Items listed in a dataset
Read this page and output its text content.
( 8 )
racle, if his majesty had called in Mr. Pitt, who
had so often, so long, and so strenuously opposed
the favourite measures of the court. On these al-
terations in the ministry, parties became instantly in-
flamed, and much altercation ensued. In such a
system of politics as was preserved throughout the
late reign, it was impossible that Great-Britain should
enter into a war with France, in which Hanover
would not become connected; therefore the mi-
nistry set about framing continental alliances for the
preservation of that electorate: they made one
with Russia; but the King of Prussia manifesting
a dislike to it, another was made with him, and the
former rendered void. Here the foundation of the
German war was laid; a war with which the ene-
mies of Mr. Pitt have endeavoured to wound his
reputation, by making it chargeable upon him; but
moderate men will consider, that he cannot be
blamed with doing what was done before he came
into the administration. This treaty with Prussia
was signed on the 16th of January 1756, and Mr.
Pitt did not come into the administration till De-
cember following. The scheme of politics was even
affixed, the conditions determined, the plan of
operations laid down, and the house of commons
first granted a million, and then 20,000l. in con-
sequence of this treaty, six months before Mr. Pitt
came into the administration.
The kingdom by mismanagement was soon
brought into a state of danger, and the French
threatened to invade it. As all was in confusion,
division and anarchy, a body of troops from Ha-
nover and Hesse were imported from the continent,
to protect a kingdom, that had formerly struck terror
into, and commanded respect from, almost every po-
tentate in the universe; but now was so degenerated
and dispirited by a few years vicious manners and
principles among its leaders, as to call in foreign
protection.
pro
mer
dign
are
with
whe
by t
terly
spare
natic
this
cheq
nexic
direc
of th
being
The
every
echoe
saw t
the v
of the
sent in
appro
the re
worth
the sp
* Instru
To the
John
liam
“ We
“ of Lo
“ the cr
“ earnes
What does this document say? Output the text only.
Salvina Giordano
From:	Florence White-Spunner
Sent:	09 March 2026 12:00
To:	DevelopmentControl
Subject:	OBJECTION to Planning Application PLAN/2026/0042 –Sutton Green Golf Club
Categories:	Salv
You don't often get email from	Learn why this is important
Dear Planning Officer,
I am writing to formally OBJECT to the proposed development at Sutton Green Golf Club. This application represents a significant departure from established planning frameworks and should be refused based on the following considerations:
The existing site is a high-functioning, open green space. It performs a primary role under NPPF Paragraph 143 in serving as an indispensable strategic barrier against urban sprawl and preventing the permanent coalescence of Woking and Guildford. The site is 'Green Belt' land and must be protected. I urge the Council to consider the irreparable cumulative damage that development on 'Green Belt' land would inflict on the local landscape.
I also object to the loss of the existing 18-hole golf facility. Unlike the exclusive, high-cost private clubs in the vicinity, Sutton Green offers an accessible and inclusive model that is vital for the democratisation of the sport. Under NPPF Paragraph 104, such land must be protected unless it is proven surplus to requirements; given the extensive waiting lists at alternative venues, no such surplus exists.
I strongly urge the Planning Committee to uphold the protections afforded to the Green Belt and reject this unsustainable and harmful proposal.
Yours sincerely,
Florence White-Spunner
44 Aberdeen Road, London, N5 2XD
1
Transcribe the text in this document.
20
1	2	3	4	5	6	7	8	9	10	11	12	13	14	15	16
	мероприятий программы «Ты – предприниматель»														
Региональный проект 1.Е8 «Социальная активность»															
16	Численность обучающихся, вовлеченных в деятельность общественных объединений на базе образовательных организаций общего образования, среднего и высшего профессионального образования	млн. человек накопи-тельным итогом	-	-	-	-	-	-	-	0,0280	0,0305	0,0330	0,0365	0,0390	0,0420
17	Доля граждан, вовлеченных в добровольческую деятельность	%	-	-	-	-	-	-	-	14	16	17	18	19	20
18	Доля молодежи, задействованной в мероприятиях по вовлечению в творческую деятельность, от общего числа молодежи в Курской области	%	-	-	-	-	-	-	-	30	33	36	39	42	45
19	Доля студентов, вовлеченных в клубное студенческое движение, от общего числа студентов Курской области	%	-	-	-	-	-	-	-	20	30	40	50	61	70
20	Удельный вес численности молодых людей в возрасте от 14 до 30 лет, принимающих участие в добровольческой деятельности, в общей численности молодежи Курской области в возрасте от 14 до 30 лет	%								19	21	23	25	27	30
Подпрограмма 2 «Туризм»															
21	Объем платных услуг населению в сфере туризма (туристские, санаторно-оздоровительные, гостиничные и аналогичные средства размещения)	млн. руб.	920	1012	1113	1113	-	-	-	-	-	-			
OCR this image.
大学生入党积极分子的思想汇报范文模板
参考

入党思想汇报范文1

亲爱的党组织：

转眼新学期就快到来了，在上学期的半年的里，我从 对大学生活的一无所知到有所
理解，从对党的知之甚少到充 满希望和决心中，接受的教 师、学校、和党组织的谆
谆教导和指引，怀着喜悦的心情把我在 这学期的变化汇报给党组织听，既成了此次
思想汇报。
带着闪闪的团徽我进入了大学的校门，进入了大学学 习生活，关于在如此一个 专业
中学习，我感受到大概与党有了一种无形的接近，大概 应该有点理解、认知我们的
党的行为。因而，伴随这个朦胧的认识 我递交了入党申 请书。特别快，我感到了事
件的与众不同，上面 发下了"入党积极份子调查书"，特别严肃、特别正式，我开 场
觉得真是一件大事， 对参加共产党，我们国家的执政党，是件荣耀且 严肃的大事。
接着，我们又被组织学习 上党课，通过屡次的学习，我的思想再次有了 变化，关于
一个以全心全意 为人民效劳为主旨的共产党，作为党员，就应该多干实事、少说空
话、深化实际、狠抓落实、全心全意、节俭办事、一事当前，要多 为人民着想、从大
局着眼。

# Work required
From the listing, copy every line where the string "Spunner" appears.

# Exercise response
From:	Florence White-Spunner
Florence White-Spunner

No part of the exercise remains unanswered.